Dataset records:
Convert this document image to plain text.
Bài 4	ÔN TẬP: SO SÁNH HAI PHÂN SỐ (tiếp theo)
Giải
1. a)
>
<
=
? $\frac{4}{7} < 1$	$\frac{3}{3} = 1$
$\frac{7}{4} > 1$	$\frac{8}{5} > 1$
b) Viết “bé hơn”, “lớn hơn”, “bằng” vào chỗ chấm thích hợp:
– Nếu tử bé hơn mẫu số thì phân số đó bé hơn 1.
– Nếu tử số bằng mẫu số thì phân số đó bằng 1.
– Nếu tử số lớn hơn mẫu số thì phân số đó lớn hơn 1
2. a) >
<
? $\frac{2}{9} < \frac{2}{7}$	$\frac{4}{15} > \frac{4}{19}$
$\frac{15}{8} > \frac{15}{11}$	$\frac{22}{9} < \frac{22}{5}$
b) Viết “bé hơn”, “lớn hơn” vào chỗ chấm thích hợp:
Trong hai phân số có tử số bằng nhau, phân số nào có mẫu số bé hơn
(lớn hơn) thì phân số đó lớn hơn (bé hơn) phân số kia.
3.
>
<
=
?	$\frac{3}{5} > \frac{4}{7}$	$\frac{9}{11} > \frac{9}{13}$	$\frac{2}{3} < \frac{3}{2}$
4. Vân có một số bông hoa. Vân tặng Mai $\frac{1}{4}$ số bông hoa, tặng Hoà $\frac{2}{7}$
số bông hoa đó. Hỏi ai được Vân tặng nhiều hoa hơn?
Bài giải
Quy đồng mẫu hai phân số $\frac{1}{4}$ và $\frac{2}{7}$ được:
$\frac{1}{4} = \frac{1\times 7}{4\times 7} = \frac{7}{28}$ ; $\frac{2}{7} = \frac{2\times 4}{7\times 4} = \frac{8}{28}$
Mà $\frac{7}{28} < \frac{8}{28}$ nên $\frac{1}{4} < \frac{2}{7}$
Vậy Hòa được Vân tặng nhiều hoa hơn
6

## Task description
Reproduce the data, keeping every line exactly the same.

## Task solution
Convert this document image to plain text.
Bài 4	ÔN TẬP: SO SÁNH HAI PHÂN SỐ (tiếp theo)
Giải
1. a)
>
<
=
? $\frac{4}{7} < 1$	$\frac{3}{3} = 1$
$\frac{7}{4} > 1$	$\frac{8}{5} > 1$
b) Viết “bé hơn”, “lớn hơn”, “bằng” vào chỗ chấm thích hợp:
– Nếu tử bé hơn mẫu số thì phân số đó bé hơn 1.
– Nếu tử số bằng mẫu số thì phân số đó bằng 1.
– Nếu tử số lớn hơn mẫu số thì phân số đó lớn hơn 1
2. a) >
<
? $\frac{2}{9} < \frac{2}{7}$	$\frac{4}{15} > \frac{4}{19}$
$\frac{15}{8} > \frac{15}{11}$	$\frac{22}{9} < \frac{22}{5}$
b) Viết “bé hơn”, “lớn hơn” vào chỗ chấm thích hợp:
Trong hai phân số có tử số bằng nhau, phân số nào có mẫu số bé hơn
(lớn hơn) thì phân số đó lớn hơn (bé hơn) phân số kia.
3.
>
<
=
?	$\frac{3}{5} > \frac{4}{7}$	$\frac{9}{11} > \frac{9}{13}$	$\frac{2}{3} < \frac{3}{2}$
4. Vân có một số bông hoa. Vân tặng Mai $\frac{1}{4}$ số bông hoa, tặng Hoà $\frac{2}{7}$
số bông hoa đó. Hỏi ai được Vân tặng nhiều hoa hơn?
Bài giải
Quy đồng mẫu hai phân số $\frac{1}{4}$ và $\frac{2}{7}$ được:
$\frac{1}{4} = \frac{1\times 7}{4\times 7} = \frac{7}{28}$ ; $\frac{2}{7} = \frac{2\times 4}{7\times 4} = \frac{8}{28}$
Mà $\frac{7}{28} < \frac{8}{28}$ nên $\frac{1}{4} < \frac{2}{7}$
Vậy Hòa được Vân tặng nhiều hoa hơn
6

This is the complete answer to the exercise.